__SET PROBLEM__. Of the lines in the entries below, state how many hold the word "Clairv". Say nothing else.

__GIVEN ENTRIES__.
--------------------------------------------------
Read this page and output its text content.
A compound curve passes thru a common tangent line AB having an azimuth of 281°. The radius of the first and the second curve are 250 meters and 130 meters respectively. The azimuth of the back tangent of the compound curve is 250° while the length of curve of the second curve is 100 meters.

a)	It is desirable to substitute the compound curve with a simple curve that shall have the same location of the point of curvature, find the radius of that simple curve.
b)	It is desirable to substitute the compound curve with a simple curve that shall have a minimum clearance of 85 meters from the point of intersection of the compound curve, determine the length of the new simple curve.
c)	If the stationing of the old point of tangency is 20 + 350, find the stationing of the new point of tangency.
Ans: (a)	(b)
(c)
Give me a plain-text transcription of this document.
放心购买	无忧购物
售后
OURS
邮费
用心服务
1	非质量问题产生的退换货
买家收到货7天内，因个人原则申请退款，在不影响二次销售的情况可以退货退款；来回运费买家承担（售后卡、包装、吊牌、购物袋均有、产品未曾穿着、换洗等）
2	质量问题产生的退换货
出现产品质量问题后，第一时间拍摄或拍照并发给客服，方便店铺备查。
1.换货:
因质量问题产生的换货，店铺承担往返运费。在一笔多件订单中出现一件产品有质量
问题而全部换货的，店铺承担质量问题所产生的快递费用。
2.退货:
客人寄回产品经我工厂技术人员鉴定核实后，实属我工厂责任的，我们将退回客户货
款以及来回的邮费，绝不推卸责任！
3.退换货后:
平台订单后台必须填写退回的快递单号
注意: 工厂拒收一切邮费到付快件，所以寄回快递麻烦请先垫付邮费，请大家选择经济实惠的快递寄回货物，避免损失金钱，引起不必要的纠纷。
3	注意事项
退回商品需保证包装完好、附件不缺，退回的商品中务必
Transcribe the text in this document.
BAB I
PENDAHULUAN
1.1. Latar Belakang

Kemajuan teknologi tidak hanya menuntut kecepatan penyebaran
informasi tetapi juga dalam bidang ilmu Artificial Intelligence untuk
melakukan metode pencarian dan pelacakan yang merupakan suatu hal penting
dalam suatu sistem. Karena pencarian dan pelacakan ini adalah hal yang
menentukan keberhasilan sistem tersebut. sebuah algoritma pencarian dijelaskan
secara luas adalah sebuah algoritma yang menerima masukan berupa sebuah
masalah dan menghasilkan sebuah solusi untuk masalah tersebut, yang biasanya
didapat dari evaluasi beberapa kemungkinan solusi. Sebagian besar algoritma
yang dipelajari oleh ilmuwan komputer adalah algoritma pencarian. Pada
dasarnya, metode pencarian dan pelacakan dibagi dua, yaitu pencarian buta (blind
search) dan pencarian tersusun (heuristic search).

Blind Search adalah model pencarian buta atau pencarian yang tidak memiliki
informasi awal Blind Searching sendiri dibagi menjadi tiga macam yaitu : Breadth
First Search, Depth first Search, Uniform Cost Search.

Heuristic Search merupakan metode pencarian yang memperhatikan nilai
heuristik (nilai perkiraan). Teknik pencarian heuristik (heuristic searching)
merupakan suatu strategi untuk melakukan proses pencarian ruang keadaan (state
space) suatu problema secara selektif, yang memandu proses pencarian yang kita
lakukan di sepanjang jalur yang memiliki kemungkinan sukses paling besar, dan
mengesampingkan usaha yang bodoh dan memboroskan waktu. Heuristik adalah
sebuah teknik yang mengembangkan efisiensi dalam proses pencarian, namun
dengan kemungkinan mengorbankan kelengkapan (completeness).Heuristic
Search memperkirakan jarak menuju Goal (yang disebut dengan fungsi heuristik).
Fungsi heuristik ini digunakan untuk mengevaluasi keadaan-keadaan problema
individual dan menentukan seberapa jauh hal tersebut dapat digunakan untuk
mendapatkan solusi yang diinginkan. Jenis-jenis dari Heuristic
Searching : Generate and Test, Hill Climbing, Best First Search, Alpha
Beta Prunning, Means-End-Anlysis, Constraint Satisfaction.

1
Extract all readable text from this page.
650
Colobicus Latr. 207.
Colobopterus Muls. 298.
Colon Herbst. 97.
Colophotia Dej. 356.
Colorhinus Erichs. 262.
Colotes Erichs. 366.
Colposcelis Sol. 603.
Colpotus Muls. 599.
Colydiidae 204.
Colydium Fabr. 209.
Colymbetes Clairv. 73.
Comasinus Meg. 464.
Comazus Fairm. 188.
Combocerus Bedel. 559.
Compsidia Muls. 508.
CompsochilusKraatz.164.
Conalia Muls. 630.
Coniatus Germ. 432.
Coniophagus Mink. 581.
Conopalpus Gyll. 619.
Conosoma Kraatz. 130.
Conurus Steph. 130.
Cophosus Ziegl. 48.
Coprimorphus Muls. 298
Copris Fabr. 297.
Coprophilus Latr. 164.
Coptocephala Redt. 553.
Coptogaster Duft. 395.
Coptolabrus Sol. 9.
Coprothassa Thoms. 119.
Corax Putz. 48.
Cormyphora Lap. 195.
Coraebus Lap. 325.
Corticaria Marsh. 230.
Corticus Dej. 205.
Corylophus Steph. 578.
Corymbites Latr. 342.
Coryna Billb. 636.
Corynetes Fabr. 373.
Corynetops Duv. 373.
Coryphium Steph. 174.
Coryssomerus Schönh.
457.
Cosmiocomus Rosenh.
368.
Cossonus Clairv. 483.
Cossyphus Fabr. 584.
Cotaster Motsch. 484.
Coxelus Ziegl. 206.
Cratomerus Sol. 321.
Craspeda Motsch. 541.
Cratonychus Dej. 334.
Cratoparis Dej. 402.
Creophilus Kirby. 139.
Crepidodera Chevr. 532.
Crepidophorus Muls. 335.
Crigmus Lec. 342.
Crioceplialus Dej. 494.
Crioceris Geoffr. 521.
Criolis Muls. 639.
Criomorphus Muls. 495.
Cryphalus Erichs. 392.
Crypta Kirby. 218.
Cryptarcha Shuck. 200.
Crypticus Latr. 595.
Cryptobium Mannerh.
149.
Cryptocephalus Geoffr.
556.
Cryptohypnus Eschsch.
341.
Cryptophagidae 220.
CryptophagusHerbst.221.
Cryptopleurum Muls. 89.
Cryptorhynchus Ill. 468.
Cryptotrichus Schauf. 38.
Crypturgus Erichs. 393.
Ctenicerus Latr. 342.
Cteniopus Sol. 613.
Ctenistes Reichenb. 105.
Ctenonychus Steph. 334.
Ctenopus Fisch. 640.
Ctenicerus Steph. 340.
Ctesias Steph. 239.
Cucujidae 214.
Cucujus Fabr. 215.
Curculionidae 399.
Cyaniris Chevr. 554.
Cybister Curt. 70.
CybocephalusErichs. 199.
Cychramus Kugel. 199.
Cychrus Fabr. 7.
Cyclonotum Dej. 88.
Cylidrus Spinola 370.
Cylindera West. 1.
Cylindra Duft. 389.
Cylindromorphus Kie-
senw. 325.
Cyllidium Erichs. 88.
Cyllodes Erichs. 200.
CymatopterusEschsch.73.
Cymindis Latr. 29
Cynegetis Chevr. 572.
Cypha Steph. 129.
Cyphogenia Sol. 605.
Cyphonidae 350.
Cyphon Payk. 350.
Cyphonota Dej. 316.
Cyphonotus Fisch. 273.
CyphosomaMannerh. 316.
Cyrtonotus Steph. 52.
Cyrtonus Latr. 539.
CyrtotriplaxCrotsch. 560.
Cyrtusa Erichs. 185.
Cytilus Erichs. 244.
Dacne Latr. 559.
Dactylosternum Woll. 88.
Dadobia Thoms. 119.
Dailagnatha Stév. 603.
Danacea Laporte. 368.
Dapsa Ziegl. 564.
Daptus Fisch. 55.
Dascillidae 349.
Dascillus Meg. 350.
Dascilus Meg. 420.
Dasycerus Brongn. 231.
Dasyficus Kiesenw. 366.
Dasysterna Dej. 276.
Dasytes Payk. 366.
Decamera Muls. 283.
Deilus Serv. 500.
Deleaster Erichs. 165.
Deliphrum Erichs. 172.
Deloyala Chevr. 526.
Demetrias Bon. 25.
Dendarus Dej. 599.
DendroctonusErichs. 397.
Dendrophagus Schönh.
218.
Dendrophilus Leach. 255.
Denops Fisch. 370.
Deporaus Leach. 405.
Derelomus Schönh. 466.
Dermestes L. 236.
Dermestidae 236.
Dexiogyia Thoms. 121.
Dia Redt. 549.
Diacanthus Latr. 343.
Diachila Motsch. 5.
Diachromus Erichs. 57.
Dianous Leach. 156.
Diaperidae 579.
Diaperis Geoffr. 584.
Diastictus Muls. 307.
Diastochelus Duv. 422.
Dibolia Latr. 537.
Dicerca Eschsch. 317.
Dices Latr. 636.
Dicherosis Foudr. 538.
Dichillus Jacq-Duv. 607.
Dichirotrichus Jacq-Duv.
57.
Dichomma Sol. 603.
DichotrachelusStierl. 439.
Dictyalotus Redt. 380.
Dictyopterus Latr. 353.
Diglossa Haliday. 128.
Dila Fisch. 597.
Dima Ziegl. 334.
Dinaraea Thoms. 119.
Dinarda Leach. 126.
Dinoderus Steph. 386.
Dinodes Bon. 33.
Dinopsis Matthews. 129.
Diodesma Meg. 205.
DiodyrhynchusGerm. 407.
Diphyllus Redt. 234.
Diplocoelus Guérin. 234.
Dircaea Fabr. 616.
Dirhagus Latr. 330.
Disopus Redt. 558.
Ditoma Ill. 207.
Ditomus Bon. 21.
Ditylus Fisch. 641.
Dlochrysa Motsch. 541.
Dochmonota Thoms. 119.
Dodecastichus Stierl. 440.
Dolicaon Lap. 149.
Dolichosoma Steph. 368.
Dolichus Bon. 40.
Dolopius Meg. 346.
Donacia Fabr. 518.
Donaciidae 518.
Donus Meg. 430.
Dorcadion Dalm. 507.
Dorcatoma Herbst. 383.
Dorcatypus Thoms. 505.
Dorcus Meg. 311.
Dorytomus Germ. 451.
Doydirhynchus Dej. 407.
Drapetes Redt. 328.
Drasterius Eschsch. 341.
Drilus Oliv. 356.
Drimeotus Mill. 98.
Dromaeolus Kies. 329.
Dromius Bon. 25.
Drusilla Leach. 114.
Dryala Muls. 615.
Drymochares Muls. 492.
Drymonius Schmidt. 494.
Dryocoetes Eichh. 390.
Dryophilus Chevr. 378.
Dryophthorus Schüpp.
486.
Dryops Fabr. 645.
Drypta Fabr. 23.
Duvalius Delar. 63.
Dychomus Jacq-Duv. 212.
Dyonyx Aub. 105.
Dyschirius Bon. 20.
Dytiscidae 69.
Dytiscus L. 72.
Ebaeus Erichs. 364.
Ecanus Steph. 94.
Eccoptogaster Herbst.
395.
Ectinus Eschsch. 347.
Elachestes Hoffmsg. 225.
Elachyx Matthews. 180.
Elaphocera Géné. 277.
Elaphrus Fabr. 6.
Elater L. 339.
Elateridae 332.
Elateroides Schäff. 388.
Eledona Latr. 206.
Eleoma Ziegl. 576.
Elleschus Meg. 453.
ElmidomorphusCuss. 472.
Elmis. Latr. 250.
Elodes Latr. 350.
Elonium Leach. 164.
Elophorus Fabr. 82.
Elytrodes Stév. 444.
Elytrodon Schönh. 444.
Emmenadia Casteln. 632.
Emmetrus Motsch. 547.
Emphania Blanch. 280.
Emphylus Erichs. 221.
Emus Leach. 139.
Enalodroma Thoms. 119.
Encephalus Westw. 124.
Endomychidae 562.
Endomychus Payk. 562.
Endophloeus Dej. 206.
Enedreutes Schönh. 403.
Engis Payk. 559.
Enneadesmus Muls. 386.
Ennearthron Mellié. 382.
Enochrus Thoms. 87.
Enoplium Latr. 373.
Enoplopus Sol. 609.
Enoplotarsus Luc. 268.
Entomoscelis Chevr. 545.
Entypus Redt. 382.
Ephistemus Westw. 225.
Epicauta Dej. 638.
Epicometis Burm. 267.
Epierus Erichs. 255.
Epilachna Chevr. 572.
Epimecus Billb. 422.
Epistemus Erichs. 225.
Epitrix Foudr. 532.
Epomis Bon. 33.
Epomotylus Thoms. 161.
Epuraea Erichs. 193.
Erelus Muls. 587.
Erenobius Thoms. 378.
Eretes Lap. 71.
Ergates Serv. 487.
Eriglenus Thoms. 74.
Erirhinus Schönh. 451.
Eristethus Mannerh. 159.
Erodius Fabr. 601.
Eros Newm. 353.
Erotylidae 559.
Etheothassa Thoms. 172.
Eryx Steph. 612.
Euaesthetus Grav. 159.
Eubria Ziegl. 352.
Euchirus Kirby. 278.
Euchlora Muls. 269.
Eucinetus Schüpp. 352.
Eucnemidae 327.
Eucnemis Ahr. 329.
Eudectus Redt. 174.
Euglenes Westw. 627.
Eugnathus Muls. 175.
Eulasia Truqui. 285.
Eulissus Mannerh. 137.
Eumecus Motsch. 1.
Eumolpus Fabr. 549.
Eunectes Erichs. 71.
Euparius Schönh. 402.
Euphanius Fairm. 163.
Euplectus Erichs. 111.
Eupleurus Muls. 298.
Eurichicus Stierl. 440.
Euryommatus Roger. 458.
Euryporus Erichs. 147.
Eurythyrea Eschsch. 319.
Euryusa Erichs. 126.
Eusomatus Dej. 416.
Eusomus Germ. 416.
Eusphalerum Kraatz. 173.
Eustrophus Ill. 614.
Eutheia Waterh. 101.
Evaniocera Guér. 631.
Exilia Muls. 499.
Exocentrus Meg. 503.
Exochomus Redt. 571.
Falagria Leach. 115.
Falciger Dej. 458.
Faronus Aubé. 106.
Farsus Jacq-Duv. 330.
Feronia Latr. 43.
--------------------------------------------------
__CORRECT OUTPUT__. 2